▸ WHAT IS ASKED:
Below is a block of data; give all of it again word for word.

▸ INPUT DATA:
= = = =

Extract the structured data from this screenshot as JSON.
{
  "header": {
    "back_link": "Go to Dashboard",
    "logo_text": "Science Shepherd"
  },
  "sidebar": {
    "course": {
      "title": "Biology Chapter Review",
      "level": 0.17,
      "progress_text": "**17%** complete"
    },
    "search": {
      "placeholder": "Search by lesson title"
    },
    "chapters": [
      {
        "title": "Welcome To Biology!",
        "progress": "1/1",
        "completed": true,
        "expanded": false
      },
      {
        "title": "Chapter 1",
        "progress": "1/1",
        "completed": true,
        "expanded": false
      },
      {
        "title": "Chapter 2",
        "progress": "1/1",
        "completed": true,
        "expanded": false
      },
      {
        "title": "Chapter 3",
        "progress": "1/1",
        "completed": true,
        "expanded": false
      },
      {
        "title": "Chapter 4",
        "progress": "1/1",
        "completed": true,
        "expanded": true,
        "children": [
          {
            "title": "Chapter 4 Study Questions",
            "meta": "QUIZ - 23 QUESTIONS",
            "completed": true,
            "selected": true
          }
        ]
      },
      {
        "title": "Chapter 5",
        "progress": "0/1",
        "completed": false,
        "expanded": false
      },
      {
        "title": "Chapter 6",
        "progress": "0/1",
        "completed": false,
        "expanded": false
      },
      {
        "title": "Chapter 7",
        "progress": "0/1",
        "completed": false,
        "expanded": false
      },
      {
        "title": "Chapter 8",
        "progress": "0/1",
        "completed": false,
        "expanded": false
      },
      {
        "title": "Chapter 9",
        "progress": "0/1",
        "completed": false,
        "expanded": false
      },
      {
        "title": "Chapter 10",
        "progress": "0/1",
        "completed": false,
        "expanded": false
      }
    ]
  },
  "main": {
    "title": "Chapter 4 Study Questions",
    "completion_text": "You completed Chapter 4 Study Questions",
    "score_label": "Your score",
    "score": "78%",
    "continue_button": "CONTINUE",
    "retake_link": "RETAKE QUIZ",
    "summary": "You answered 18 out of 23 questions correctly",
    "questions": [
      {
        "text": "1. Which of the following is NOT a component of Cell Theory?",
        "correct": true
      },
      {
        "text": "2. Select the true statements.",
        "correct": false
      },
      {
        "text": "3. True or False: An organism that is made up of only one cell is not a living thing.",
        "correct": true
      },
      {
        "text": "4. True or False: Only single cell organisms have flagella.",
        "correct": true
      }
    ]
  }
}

= = = =

▸ COMPLETE OUTPUT:
Extract the structured data from this screenshot as JSON.
{
  "header": {
    "back_link": "Go to Dashboard",
    "logo_text": "Science Shepherd"
  },
  "sidebar": {
    "course": {
      "title": "Biology Chapter Review",
      "level": 0.17,
      "progress_text": "**17%** complete"
    },
    "search": {
      "placeholder": "Search by lesson title"
    },
    "chapters": [
      {
        "title": "Welcome To Biology!",
        "progress": "1/1",
        "completed": true,
        "expanded": false
      },
      {
        "title": "Chapter 1",
        "progress": "1/1",
        "completed": true,
        "expanded": false
      },
      {
        "title": "Chapter 2",
        "progress": "1/1",
        "completed": true,
        "expanded": false
      },
      {
        "title": "Chapter 3",
        "progress": "1/1",
        "completed": true,
        "expanded": false
      },
      {
        "title": "Chapter 4",
        "progress": "1/1",
        "completed": true,
        "expanded": true,
        "children": [
          {
            "title": "Chapter 4 Study Questions",
            "meta": "QUIZ - 23 QUESTIONS",
            "completed": true,
            "selected": true
          }
        ]
      },
      {
        "title": "Chapter 5",
        "progress": "0/1",
        "completed": false,
        "expanded": false
      },
      {
        "title": "Chapter 6",
        "progress": "0/1",
        "completed": false,
        "expanded": false
      },
      {
        "title": "Chapter 7",
        "progress": "0/1",
        "completed": false,
        "expanded": false
      },
      {
        "title": "Chapter 8",
        "progress": "0/1",
        "completed": false,
        "expanded": false
      },
      {
        "title": "Chapter 9",
        "progress": "0/1",
        "completed": false,
        "expanded": false
      },
      {
        "title": "Chapter 10",
        "progress": "0/1",
        "completed": false,
        "expanded": false
      }
    ]
  },
  "main": {
    "title": "Chapter 4 Study Questions",
    "completion_text": "You completed Chapter 4 Study Questions",
    "score_label": "Your score",
    "score": "78%",
    "continue_button": "CONTINUE",
    "retake_link": "RETAKE QUIZ",
    "summary": "You answered 18 out of 23 questions correctly",
    "questions": [
      {
        "text": "1. Which of the following is NOT a component of Cell Theory?",
        "correct": true
      },
      {
        "text": "2. Select the true statements.",
        "correct": false
      },
      {
        "text": "3. True or False: An organism that is made up of only one cell is not a living thing.",
        "correct": true
      },
      {
        "text": "4. True or False: Only single cell organisms have flagella.",
        "correct": true
      }
    ]
  }
}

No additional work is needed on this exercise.